Travail à faire: Reprenez le texte sur la liberté du moi juste après sa dernière phrase et écrivez-en la suite.

Texte à lire:
Que ce moment soit ainsi fallacieux ou non, que le moi se donne des allures d'autonomie quand en fait il ne serait qu'un atome déterminé parmi les autres, il n'empêche qu'il est fondateur : il est ce moteur par quoi l'être s'affirme, se déploie. Sans doute quand je tend la main, entreprends de marcher ou même de parler, quand je rêve ou me propose des objectifs, l'expérience empirique de mes troubles et de mes aspirations est-elle insuffisante pour me révéler les arcanes physiologiques ou psychologiques qui auront produit ces actes ; sans doute ma liberté ne sourde-t-elle que de l'ignorance des causes qui me font agir (29) mais même dans ce cas, même pur mirage psychologique ou empirique, elle est nonobstant première. L'être qui s'éploie veut être libre.

Au pôle-je, nous trouvons une liberté en première personne qui se pose elle-même. Ma liberté veut être. (...) Je ne peux donc partir que de la croyance que je peux initier des actions nouvelles dans le monde; je suis très exactement ce que je peux, et je peux ce que je suis. Il y a là une corrélation tout à fait primitive entre une croyance et une oeuvre. (...) Il y a éthique d'abord parce que, par l'acte grave de position de liberté, je m'arrache au cours des choses, à la nature et à ses lois, à la vie même et à ses besoins. La liberté se pose comme "l'autre" de la nature. (Ricoeur)

Données fournies:
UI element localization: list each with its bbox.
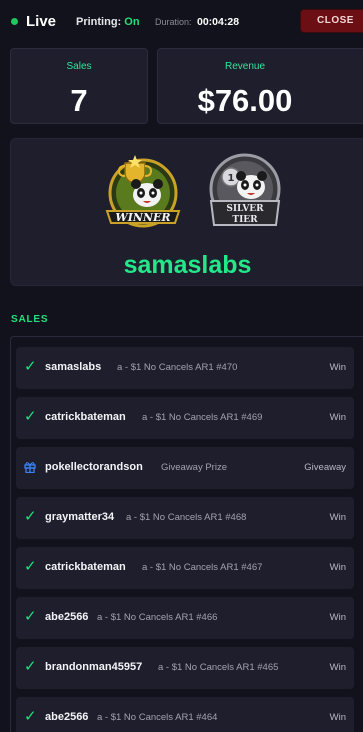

Votre réponse:
Ici, la pulsion, presque au sens freudien, à l'intersection du somatique et du psychologique, trop forte pour être résolument inconsciente, trop vigoureuse pour n'être qu'une tendance : oui, un désir. Il y a ici un double mouvement : d'une part l'être s'affirme en tant que libre, en tant que différent des choses, et par cela se donne un monde devant lui ; d'autre part, il nie *. N'envisager que l'un d'entre eux, c'est risquer de manquer l'essentiel : le premier c'est risquer de ne considérer que l'illusion ; le second que la violence dénégatrice. Les prendre ensemble - comme il faudrait le faire pour la guerre qui est tour à tour défensive et offensive - c'est comprendre qu'être toujours revient à s'éployer et combien ce mouvement contrairement aux apparences, définit l'être.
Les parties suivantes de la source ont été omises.